** begin EXCERPTED DATA **

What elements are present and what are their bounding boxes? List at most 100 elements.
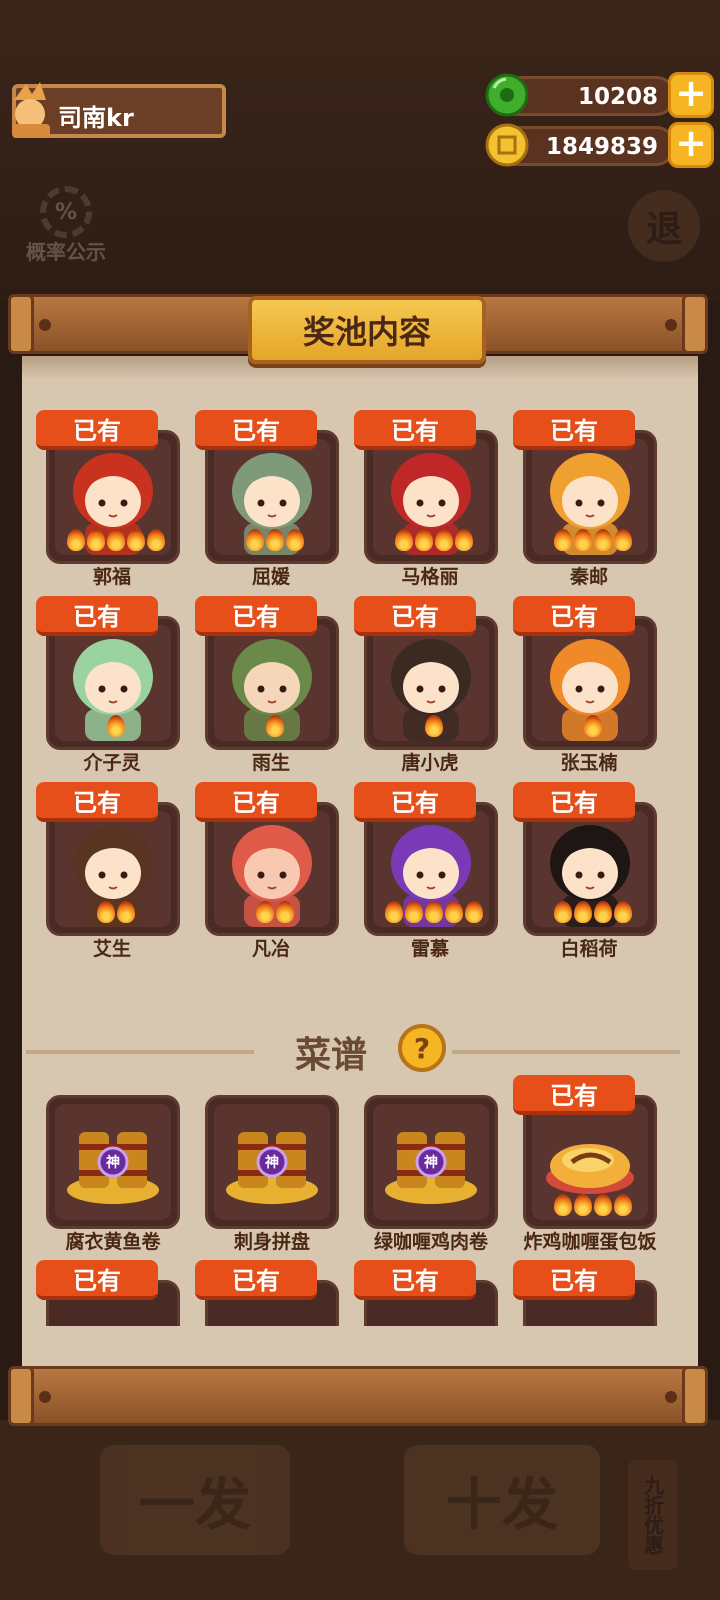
divine-grade-icon: 神 — [106, 1155, 120, 1171]
add-jade-button[interactable]: + — [668, 72, 714, 118]
flame-icon — [266, 529, 284, 551]
card-art — [373, 439, 489, 555]
recipe-card[interactable]: 神 — [205, 1095, 339, 1229]
flame-icon — [465, 901, 483, 923]
card-art — [214, 811, 330, 927]
rod-cap-left — [8, 1366, 34, 1426]
divider-left — [26, 1050, 254, 1054]
card-art — [373, 811, 489, 927]
card-art — [532, 625, 648, 741]
draw-ten-button: 十发 — [404, 1445, 600, 1555]
star-flames — [55, 529, 171, 551]
character-name: 秦邮 — [569, 566, 608, 588]
flame-icon — [127, 529, 145, 551]
character-card[interactable] — [205, 802, 339, 936]
rod-bolt — [39, 1391, 51, 1403]
owned-badge: 已有 — [36, 410, 158, 450]
flame-icon — [594, 901, 612, 923]
character-name: 雷慕 — [410, 938, 449, 960]
owned-badge: 已有 — [195, 782, 317, 822]
star-flames — [214, 529, 330, 551]
star-flames — [55, 901, 171, 923]
avatar[interactable] — [6, 80, 56, 140]
character-card[interactable] — [364, 430, 498, 564]
flame-icon — [107, 715, 125, 737]
flame-icon — [97, 901, 115, 923]
owned-badge: 已有 — [354, 596, 476, 636]
owned-badge: 已有 — [36, 1260, 158, 1300]
character-card[interactable] — [46, 802, 180, 936]
recipe-card[interactable]: 神 — [364, 1095, 498, 1229]
star-flames — [532, 715, 648, 737]
character-name: 唐小虎 — [401, 752, 459, 774]
jade-amount: 10208 — [577, 84, 658, 110]
star-flames — [214, 901, 330, 923]
gold-amount: 1849839 — [545, 134, 658, 160]
flame-icon — [614, 901, 632, 923]
rod-cap-right — [682, 294, 708, 354]
owned-badge: 已有 — [36, 596, 158, 636]
flame-icon — [445, 901, 463, 923]
card-art: 神 — [214, 1104, 330, 1220]
divine-grade-icon: 神 — [424, 1155, 438, 1171]
character-name: 凡冶 — [251, 938, 290, 960]
recipe-name: 炸鸡咖喱蛋包饭 — [523, 1231, 657, 1253]
character-card[interactable] — [46, 616, 180, 750]
recipe-name: 绿咖喱鸡肉卷 — [373, 1231, 488, 1253]
question-icon[interactable]: ? — [398, 1024, 446, 1072]
flame-icon — [554, 1194, 572, 1216]
flame-icon — [415, 529, 433, 551]
probability-label: 概率公示 — [26, 240, 106, 264]
rod-bolt — [39, 319, 51, 331]
recipe-card[interactable]: 神 — [46, 1095, 180, 1229]
card-art — [214, 439, 330, 555]
flame-icon — [276, 901, 294, 923]
recipe-name: 腐衣黄鱼卷 — [65, 1231, 161, 1253]
flame-icon — [574, 901, 592, 923]
owned-badge: 已有 — [513, 1075, 635, 1115]
flame-icon — [107, 529, 125, 551]
character-card[interactable] — [46, 430, 180, 564]
character-card[interactable] — [364, 616, 498, 750]
owned-badge: 已有 — [36, 782, 158, 822]
draw-once-button: 一发 — [100, 1445, 290, 1555]
character-name: 郭福 — [92, 566, 131, 588]
flame-icon — [574, 1194, 592, 1216]
star-flames — [532, 529, 648, 551]
star-flames — [373, 715, 489, 737]
character-name: 马格丽 — [401, 566, 459, 588]
flame-icon — [614, 1194, 632, 1216]
flame-icon — [395, 529, 413, 551]
card-art — [55, 439, 171, 555]
recipe-card[interactable] — [523, 1095, 657, 1229]
rod-bolt — [665, 1391, 677, 1403]
percent-icon: % — [40, 186, 92, 238]
star-flames — [532, 901, 648, 923]
card-art — [373, 625, 489, 741]
flame-icon — [117, 901, 135, 923]
flame-icon — [87, 529, 105, 551]
character-card[interactable] — [205, 616, 339, 750]
star-flames — [373, 529, 489, 551]
flame-icon — [594, 529, 612, 551]
rod-bolt — [665, 319, 677, 331]
character-card[interactable] — [523, 430, 657, 564]
flame-icon — [286, 529, 304, 551]
flame-icon — [594, 1194, 612, 1216]
character-name: 张玉楠 — [560, 752, 618, 774]
card-art — [214, 625, 330, 741]
owned-badge: 已有 — [354, 410, 476, 450]
divine-grade-icon: 神 — [265, 1155, 279, 1171]
rod-cap-left — [8, 294, 34, 354]
divider-right — [452, 1050, 680, 1054]
flame-icon — [405, 901, 423, 923]
character-card[interactable] — [205, 430, 339, 564]
star-flames — [214, 715, 330, 737]
character-name: 介子灵 — [83, 752, 141, 774]
character-card[interactable] — [523, 616, 657, 750]
character-card[interactable] — [364, 802, 498, 936]
character-card[interactable] — [523, 802, 657, 936]
card-art — [55, 811, 171, 927]
add-gold-button[interactable]: + — [668, 122, 714, 168]
flame-icon — [425, 715, 443, 737]
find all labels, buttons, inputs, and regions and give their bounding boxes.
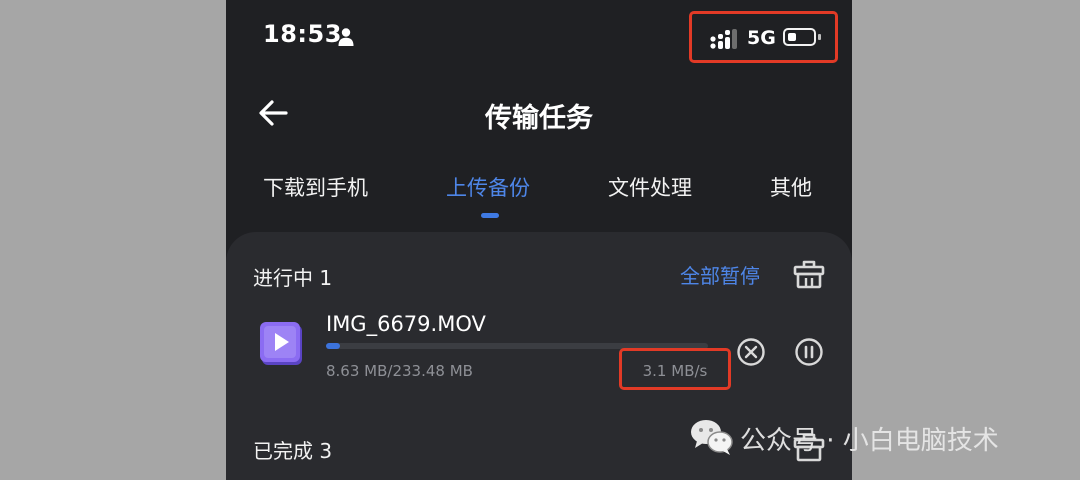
battery-level [788,33,796,41]
active-tab-indicator [481,213,499,218]
network-type: 5G [747,27,776,49]
in-progress-title: 进行中 1 [253,266,333,290]
signal-icon [710,29,737,49]
status-time: 18:53 [263,20,342,48]
wechat-icon [691,420,733,455]
completed-title: 已完成 3 [253,439,333,463]
tab-other[interactable]: 其他 [770,172,812,202]
speed-highlight: 3.1 MB/s [619,348,731,390]
page-title: 传输任务 [485,103,593,134]
pause-all-button[interactable]: 全部暂停 [680,260,760,289]
phone-screen: 18:53 5G 传输任务 下载到手机 上传备份 文件处理 其他 进行中 1 全… [226,0,852,480]
watermark-text: 公众号 · 小白电脑技术 [740,426,999,456]
status-bar: 18:53 5G [226,0,852,76]
transfer-size: 8.63 MB/233.48 MB [326,362,473,380]
tab-file-processing[interactable]: 文件处理 [608,172,692,202]
video-file-icon [260,322,302,365]
cancel-icon[interactable] [736,337,766,367]
battery-tip [818,34,821,40]
person-icon [338,28,354,46]
file-name: IMG_6679.MOV [326,312,486,336]
pause-icon[interactable] [794,337,824,367]
tab-upload-backup[interactable]: 上传备份 [446,172,530,202]
watermark: 公众号 · 小白电脑技术 [690,416,1070,460]
transfer-speed: 3.1 MB/s [642,362,708,380]
progress-fill [326,343,340,349]
tab-download-to-phone[interactable]: 下载到手机 [263,172,368,202]
tab-bar: 下载到手机 上传备份 文件处理 其他 [226,168,852,228]
battery-icon [783,28,816,46]
trash-icon[interactable] [792,258,826,290]
status-indicators-highlight: 5G [689,11,838,63]
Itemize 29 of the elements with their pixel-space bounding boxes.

** end EXCERPTED DATA **

EXERCISE ▸ Format every line of the records above as a Markdown table with the columns No and Line, numbering the rows in order and omitting blank lines. Leave the pictures out of the answer.

WRITTEN ANSWER ▸
| No | Line |
|---|---|
| 1 | What elements are present and what are their bounding boxes? List at most 100 elements. |
| 2 | divine-grade-icon: 神 — [106, 1155, 120, 1171] |
| 3 | add-jade-button[interactable]: + — [668, 72, 714, 118] |
| 4 | flame-icon — [266, 529, 284, 551] |
| 5 | card-art — [373, 439, 489, 555] |
| 6 | recipe-card[interactable]: 神 — [205, 1095, 339, 1229] |
| 7 | flame-icon — [465, 901, 483, 923] |
| 8 | card-art — [214, 811, 330, 927] |
| 9 | rod-cap-left — [8, 1366, 34, 1426] |
| 10 | divider-left — [26, 1050, 254, 1054] |
| 11 | card-art — [373, 811, 489, 927] |
| 12 | card-art — [532, 625, 648, 741] |
| 13 | draw-ten-button: 十发 — [404, 1445, 600, 1555] |
| 14 | star-flames — [55, 529, 171, 551] |
| 15 | character-name: 秦邮 — [569, 566, 608, 588] |
| 16 | flame-icon — [127, 529, 145, 551] |
| 17 | character-card[interactable] — [205, 802, 339, 936] |
| 18 | rod-bolt — [39, 1391, 51, 1403] |
| 19 | owned-badge: 已有 — [36, 410, 158, 450] |
| 20 | flame-icon — [594, 901, 612, 923] |
| 21 | character-name: 雷慕 — [410, 938, 449, 960] |
| 22 | owned-badge: 已有 — [195, 782, 317, 822] |
| 23 | star-flames — [214, 529, 330, 551] |
| 24 | star-flames — [55, 901, 171, 923] |
| 25 | avatar[interactable] — [6, 80, 56, 140] |
| 26 | character-card[interactable] — [364, 430, 498, 564] |
| 27 | flame-icon — [107, 715, 125, 737] |
| 28 | flame-icon — [97, 901, 115, 923] |
| 29 | owned-badge: 已有 — [354, 596, 476, 636] |
| 30 | owned-badge: 已有 — [36, 1260, 158, 1300] |
| 31 | character-card[interactable] — [46, 802, 180, 936] |
| 32 | recipe-card[interactable]: 神 — [364, 1095, 498, 1229] |
| 33 | star-flames — [532, 715, 648, 737] |
| 34 | character-name: 唐小虎 — [401, 752, 459, 774] |
| 35 | jade-amount: 10208 — [577, 84, 658, 110] |
| 36 | star-flames — [214, 901, 330, 923] |
| 37 | gold-amount: 1849839 — [545, 134, 658, 160] |
| 38 | flame-icon — [614, 901, 632, 923] |
| 39 | rod-cap-right — [682, 294, 708, 354] |
| 40 | owned-badge: 已有 — [36, 596, 158, 636] |
| 41 | flame-icon — [445, 901, 463, 923] |
| 42 | card-art: 神 — [214, 1104, 330, 1220] |
| 43 | divine-grade-icon: 神 — [424, 1155, 438, 1171] |
| 44 | character-name: 凡冶 — [251, 938, 290, 960] |
| 45 | recipe-name: 炸鸡咖喱蛋包饭 — [523, 1231, 657, 1253] |
| 46 | character-card[interactable] — [46, 616, 180, 750] |
| 47 | recipe-name: 绿咖喱鸡肉卷 — [373, 1231, 488, 1253] |
| 48 | question-icon[interactable]: ? — [398, 1024, 446, 1072] |
| 49 | flame-icon — [554, 1194, 572, 1216] |
| 50 | flame-icon — [415, 529, 433, 551] |
| 51 | probability-label: 概率公示 — [26, 240, 106, 264] |
| 52 | rod-bolt — [39, 319, 51, 331] |
| 53 | recipe-card[interactable]: 神 — [46, 1095, 180, 1229] |
| 54 | card-art — [214, 439, 330, 555] |
| 55 | flame-icon — [276, 901, 294, 923] |
| 56 | recipe-name: 腐衣黄鱼卷 — [65, 1231, 161, 1253] |
| 57 | flame-icon — [574, 901, 592, 923] |
| 58 | owned-badge: 已有 — [513, 1075, 635, 1115] |
| 59 | flame-icon — [107, 529, 125, 551] |
| 60 | character-card[interactable] — [46, 430, 180, 564] |
| 61 | character-card[interactable] — [364, 616, 498, 750] |
| 62 | owned-badge: 已有 — [36, 782, 158, 822] |
| 63 | draw-once-button: 一发 — [100, 1445, 290, 1555] |
| 64 | character-name: 郭福 — [92, 566, 131, 588] |
| 65 | flame-icon — [574, 1194, 592, 1216] |
| 66 | star-flames — [532, 529, 648, 551] |
| 67 | star-flames — [373, 715, 489, 737] |
| 68 | character-name: 马格丽 — [401, 566, 459, 588] |
| 69 | flame-icon — [614, 1194, 632, 1216] |
| 70 | flame-icon — [395, 529, 413, 551] |
| 71 | card-art — [55, 439, 171, 555] |
| 72 | recipe-card[interactable] — [523, 1095, 657, 1229] |
| 73 | rod-bolt — [665, 1391, 677, 1403] |
| 74 | percent-icon: % — [40, 186, 92, 238] |
| 75 | star-flames — [532, 901, 648, 923] |
| 76 | card-art — [373, 625, 489, 741] |
| 77 | flame-icon — [117, 901, 135, 923] |
| 78 | flame-icon — [87, 529, 105, 551] |
| 79 | character-card[interactable] — [205, 616, 339, 750] |
| 80 | star-flames — [373, 529, 489, 551] |
| 81 | flame-icon — [594, 529, 612, 551] |
| 82 | rod-bolt — [665, 319, 677, 331] |
| 83 | character-card[interactable] — [523, 430, 657, 564] |
| 84 | flame-icon — [286, 529, 304, 551] |
| 85 | flame-icon — [594, 1194, 612, 1216] |
| 86 | character-name: 张玉楠 — [560, 752, 618, 774] |
| 87 | card-art — [214, 625, 330, 741] |
| 88 | owned-badge: 已有 — [354, 410, 476, 450] |
| 89 | divine-grade-icon: 神 — [265, 1155, 279, 1171] |
| 90 | rod-cap-left — [8, 294, 34, 354] |
| 91 | divider-right — [452, 1050, 680, 1054] |
| 92 | flame-icon — [405, 901, 423, 923] |
| 93 | character-card[interactable] — [205, 430, 339, 564] |
| 94 | star-flames — [214, 715, 330, 737] |
| 95 | character-name: 介子灵 — [83, 752, 141, 774] |
| 96 | character-card[interactable] — [523, 616, 657, 750] |
| 97 | character-card[interactable] — [364, 802, 498, 936] |
| 98 | character-card[interactable] — [523, 802, 657, 936] |
| 99 | card-art — [55, 811, 171, 927] |
| 100 | add-gold-button[interactable]: + — [668, 122, 714, 168] |
| 101 | flame-icon — [425, 715, 443, 737] |
| 102 | find all labels, buttons, inputs, and regions and give their bounding boxes. |
| 103 | battery-level [788,33,796,41] |
| 104 | active-tab-indicator [481,213,499,218] |
| 105 | network-type: 5G [747,27,776,49] |
| 106 | in-progress-title: 进行中 1 [253,266,333,290] |
| 107 | signal-icon [710,29,737,49] |
| 108 | status-time: 18:53 [263,20,342,48] |
| 109 | wechat-icon [691,420,733,455] |
| 110 | completed-title: 已完成 3 [253,439,333,463] |
| 111 | tab-other[interactable]: 其他 [770,172,812,202] |
| 112 | speed-highlight: 3.1 MB/s [619,348,731,390] |
| 113 | page-title: 传输任务 [485,103,593,134] |
| 114 | pause-all-button[interactable]: 全部暂停 [680,260,760,289] |
| 115 | phone-screen: 18:53 5G 传输任务 下载到手机 上传备份 文件处理 其他 进行中 1 全… [226,0,852,480] |
| 116 | watermark-text: 公众号 · 小白电脑技术 [740,426,999,456] |
| 117 | status-bar: 18:53 5G [226,0,852,76] |
| 118 | transfer-size: 8.63 MB/233.48 MB [326,362,473,380] |
| 119 | tab-file-processing[interactable]: 文件处理 [608,172,692,202] |
| 120 | video-file-icon [260,322,302,365] |
| 121 | cancel-icon[interactable] [736,337,766,367] |
| 122 | battery-tip [818,34,821,40] |
| 123 | person-icon [338,28,354,46] |
| 124 | file-name: IMG_6679.MOV [326,312,486,336] |
| 125 | pause-icon[interactable] [794,337,824,367] |
| 126 | tab-upload-backup[interactable]: 上传备份 [446,172,530,202] |
| 127 | watermark: 公众号 · 小白电脑技术 [690,416,1070,460] |
| 128 | transfer-speed: 3.1 MB/s [642,362,708,380] |
| 129 | progress-fill [326,343,340,349] |
| 130 | tab-download-to-phone[interactable]: 下载到手机 [263,172,368,202] |
| 131 | tab-bar: 下载到手机 上传备份 文件处理 其他 [226,168,852,228] |
| 132 | battery-icon [783,28,816,46] |
| 133 | trash-icon[interactable] [792,258,826,290] |
| 134 | status-indicators-highlight: 5G [689,11,838,63] |
| 135 | Itemize 29 of the elements with their pixel-space bounding boxes. |